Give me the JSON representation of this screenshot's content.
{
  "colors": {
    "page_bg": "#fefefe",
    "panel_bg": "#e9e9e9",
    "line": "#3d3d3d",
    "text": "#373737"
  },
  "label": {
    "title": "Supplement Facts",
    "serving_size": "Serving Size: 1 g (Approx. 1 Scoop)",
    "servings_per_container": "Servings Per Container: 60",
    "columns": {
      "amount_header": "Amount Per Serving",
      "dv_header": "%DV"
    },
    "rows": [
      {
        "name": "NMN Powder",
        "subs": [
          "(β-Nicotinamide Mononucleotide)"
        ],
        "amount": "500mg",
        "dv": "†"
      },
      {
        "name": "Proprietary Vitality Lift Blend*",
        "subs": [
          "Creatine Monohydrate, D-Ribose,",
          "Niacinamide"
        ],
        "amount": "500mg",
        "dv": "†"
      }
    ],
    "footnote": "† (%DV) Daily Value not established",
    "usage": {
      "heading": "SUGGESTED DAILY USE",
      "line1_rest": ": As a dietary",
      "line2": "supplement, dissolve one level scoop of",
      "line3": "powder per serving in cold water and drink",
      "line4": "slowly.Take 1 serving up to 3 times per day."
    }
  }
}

### What you need to do
Type out the entries again, word for word.

### Response to the exercise
Give me the JSON representation of this screenshot's content.
{
  "colors": {
    "page_bg": "#fefefe",
    "panel_bg": "#e9e9e9",
    "line": "#3d3d3d",
    "text": "#373737"
  },
  "label": {
    "title": "Supplement Facts",
    "serving_size": "Serving Size: 1 g (Approx. 1 Scoop)",
    "servings_per_container": "Servings Per Container: 60",
    "columns": {
      "amount_header": "Amount Per Serving",
      "dv_header": "%DV"
    },
    "rows": [
      {
        "name": "NMN Powder",
        "subs": [
          "(β-Nicotinamide Mononucleotide)"
        ],
        "amount": "500mg",
        "dv": "†"
      },
      {
        "name": "Proprietary Vitality Lift Blend*",
        "subs": [
          "Creatine Monohydrate, D-Ribose,",
          "Niacinamide"
        ],
        "amount": "500mg",
        "dv": "†"
      }
    ],
    "footnote": "† (%DV) Daily Value not established",
    "usage": {
      "heading": "SUGGESTED DAILY USE",
      "line1_rest": ": As a dietary",
      "line2": "supplement, dissolve one level scoop of",
      "line3": "powder per serving in cold water and drink",
      "line4": "slowly.Take 1 serving up to 3 times per day."
    }
  }
}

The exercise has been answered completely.